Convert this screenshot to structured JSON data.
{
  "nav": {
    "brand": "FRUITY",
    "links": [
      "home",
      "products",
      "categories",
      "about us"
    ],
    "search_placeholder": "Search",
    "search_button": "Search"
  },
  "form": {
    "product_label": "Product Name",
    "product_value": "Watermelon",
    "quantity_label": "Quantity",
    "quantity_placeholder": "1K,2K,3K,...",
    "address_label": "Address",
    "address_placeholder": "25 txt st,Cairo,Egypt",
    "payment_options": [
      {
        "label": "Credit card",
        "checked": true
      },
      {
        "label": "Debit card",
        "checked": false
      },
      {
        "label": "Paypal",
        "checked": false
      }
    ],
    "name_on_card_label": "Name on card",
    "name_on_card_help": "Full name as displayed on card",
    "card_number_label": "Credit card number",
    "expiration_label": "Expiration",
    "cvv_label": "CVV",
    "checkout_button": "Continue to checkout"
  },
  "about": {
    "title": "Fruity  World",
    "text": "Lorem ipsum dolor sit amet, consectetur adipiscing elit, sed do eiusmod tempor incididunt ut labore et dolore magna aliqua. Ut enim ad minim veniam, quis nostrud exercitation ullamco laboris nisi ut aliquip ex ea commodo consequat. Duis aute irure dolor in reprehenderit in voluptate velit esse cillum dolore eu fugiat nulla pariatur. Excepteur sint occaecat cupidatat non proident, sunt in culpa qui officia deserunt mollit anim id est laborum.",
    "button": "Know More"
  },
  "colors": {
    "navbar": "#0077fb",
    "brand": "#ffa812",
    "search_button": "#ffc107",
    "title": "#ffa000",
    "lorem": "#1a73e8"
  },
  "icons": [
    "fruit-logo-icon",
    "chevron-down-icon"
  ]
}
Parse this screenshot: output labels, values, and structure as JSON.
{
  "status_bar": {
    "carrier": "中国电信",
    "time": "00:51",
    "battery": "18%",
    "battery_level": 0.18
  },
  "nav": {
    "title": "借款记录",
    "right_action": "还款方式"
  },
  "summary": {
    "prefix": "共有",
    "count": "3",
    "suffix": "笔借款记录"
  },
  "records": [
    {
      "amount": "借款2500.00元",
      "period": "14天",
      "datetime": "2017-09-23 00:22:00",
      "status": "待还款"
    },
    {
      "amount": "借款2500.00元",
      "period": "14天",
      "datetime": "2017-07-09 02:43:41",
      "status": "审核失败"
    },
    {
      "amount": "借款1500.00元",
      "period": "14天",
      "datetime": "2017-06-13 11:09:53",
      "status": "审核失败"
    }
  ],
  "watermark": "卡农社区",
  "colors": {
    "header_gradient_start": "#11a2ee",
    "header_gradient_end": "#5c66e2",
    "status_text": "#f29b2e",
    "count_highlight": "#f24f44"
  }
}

• • •

■ Stated exercise ■
In the listing above, find the lines holding the word "this" and copy them.

■ Correct answer ■
Convert this screenshot to structured JSON data.
Parse this screenshot: output labels, values, and structure as JSON.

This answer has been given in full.